PROMPT: Locate every line below that contains the word "name" and copy it.

RECORDS TO PROCESS:
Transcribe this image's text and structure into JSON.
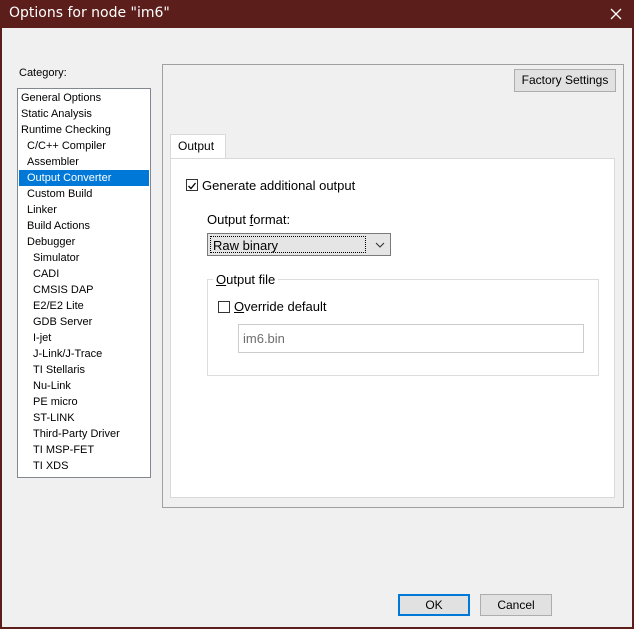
{
  "window": {
    "title": "Options for node \"im6\""
  },
  "category": {
    "label": "Category:",
    "items": [
      {
        "label": "General Options",
        "level": 0
      },
      {
        "label": "Static Analysis",
        "level": 0
      },
      {
        "label": "Runtime Checking",
        "level": 0
      },
      {
        "label": "C/C++ Compiler",
        "level": 1
      },
      {
        "label": "Assembler",
        "level": 1
      },
      {
        "label": "Output Converter",
        "level": 1,
        "selected": true
      },
      {
        "label": "Custom Build",
        "level": 1
      },
      {
        "label": "Linker",
        "level": 1
      },
      {
        "label": "Build Actions",
        "level": 1
      },
      {
        "label": "Debugger",
        "level": 1
      },
      {
        "label": "Simulator",
        "level": 2
      },
      {
        "label": "CADI",
        "level": 2
      },
      {
        "label": "CMSIS DAP",
        "level": 2
      },
      {
        "label": "E2/E2 Lite",
        "level": 2
      },
      {
        "label": "GDB Server",
        "level": 2
      },
      {
        "label": "I-jet",
        "level": 2
      },
      {
        "label": "J-Link/J-Trace",
        "level": 2
      },
      {
        "label": "TI Stellaris",
        "level": 2
      },
      {
        "label": "Nu-Link",
        "level": 2
      },
      {
        "label": "PE micro",
        "level": 2
      },
      {
        "label": "ST-LINK",
        "level": 2
      },
      {
        "label": "Third-Party Driver",
        "level": 2
      },
      {
        "label": "TI MSP-FET",
        "level": 2
      },
      {
        "label": "TI XDS",
        "level": 2
      }
    ]
  },
  "panel": {
    "factory_settings": "Factory Settings",
    "tab_label": "Output",
    "generate": {
      "label": "Generate additional output",
      "checked": true
    },
    "output_format": {
      "label_pre": "Output ",
      "label_mnemonic": "f",
      "label_post": "ormat:",
      "value": "Raw binary"
    },
    "output_file": {
      "group_pre": "",
      "group_mnemonic": "O",
      "group_post": "utput file",
      "override": {
        "pre": "",
        "mnemonic": "O",
        "post": "verride default",
        "checked": false
      },
      "value": "im6.bin"
    }
  },
  "buttons": {
    "ok": "OK",
    "cancel": "Cancel"
  },
  "colors": {
    "titlebar": "#5b1e1a",
    "selection": "#0078d7"
  }
}
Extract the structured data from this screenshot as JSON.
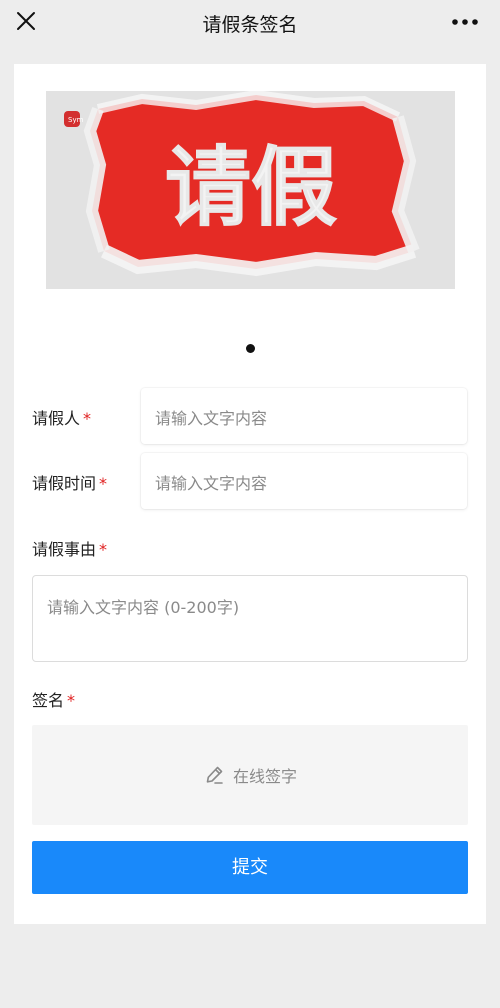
{
  "header": {
    "title": "请假条签名"
  },
  "banner": {
    "text": "请假",
    "logo_text": "Sym"
  },
  "carousel": {
    "count": 1,
    "active": 1
  },
  "form": {
    "requester": {
      "label": "请假人",
      "required_mark": "*",
      "placeholder": "请输入文字内容"
    },
    "leave_time": {
      "label": "请假时间",
      "required_mark": "*",
      "placeholder": "请输入文字内容"
    },
    "reason": {
      "label": "请假事由",
      "required_mark": "*",
      "placeholder": "请输入文字内容 (0-200字)"
    },
    "signature": {
      "label": "签名",
      "required_mark": "*",
      "button_text": "在线签字"
    },
    "submit_label": "提交"
  },
  "colors": {
    "primary": "#1989fa",
    "required": "#e02020",
    "banner_red": "#e52b25"
  }
}
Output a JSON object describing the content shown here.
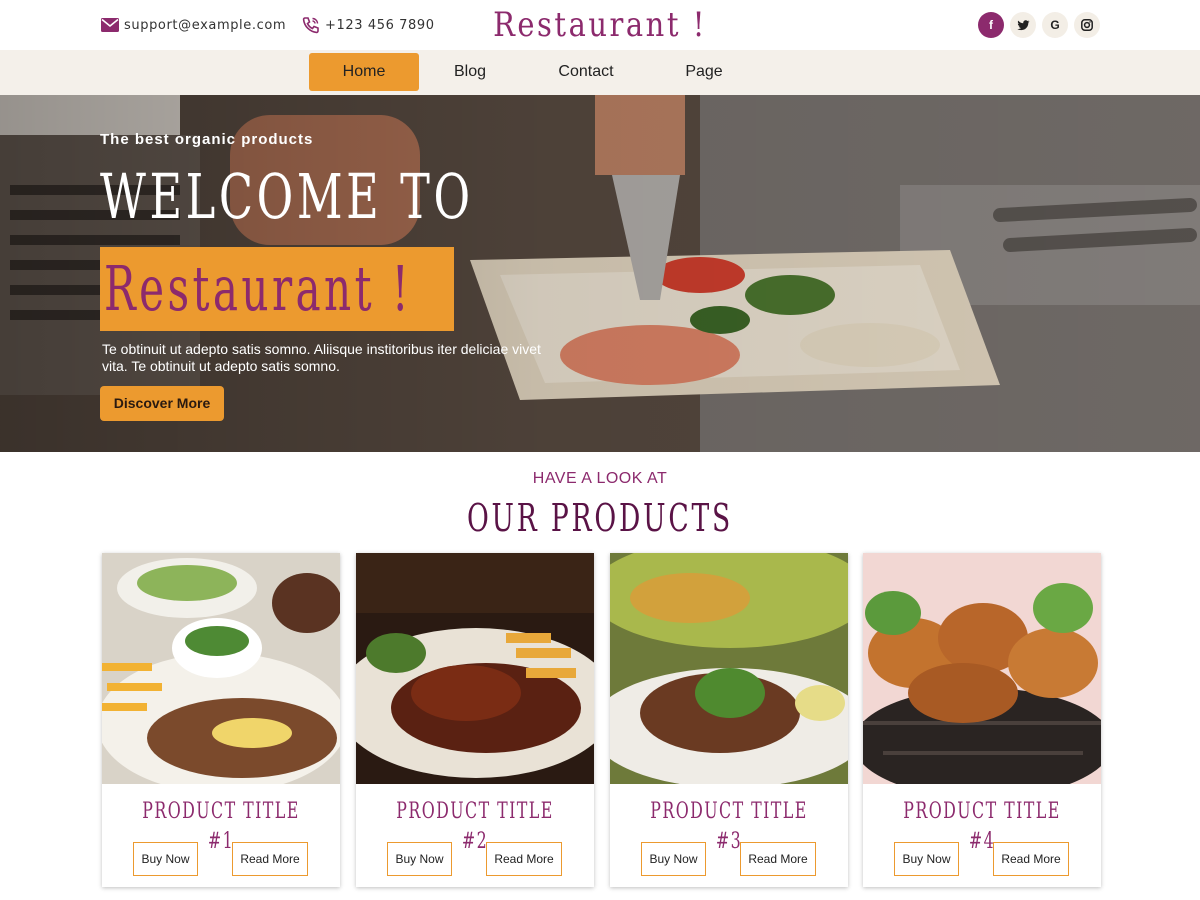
{
  "header": {
    "email": "support@example.com",
    "phone": "+123 456 7890",
    "brand": "Restaurant !",
    "social": [
      {
        "name": "facebook-icon",
        "glyph": "f"
      },
      {
        "name": "twitter-icon",
        "glyph": "🐦"
      },
      {
        "name": "google-icon",
        "glyph": "G"
      },
      {
        "name": "instagram-icon",
        "glyph": "◎"
      }
    ]
  },
  "nav": {
    "items": [
      {
        "label": "Home",
        "active": true
      },
      {
        "label": "Blog"
      },
      {
        "label": "Contact"
      },
      {
        "label": "Page"
      }
    ]
  },
  "hero": {
    "kicker": "The best organic products",
    "welcome": "WELCOME TO",
    "highlight": "Restaurant !",
    "description": "Te obtinuit ut adepto satis somno. Aliisque institoribus iter deliciae vivet vita. Te obtinuit ut adepto satis somno.",
    "cta_label": "Discover More"
  },
  "products": {
    "eyebrow": "HAVE A LOOK AT",
    "title": "OUR PRODUCTS",
    "items": [
      {
        "title": "PRODUCT TITLE #1",
        "buy": "Buy Now",
        "read": "Read More"
      },
      {
        "title": "PRODUCT TITLE #2",
        "buy": "Buy Now",
        "read": "Read More"
      },
      {
        "title": "PRODUCT TITLE #3",
        "buy": "Buy Now",
        "read": "Read More"
      },
      {
        "title": "PRODUCT TITLE #4",
        "buy": "Buy Now",
        "read": "Read More"
      }
    ]
  },
  "colors": {
    "brand_purple": "#8c2a6d",
    "accent_orange": "#ec9a2f",
    "nav_bg": "#f4f0ea"
  }
}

RESULT FOR THIS TASK:
        "name": "facebook-icon",
        "name": "twitter-icon",
        "name": "google-icon",
        "name": "instagram-icon",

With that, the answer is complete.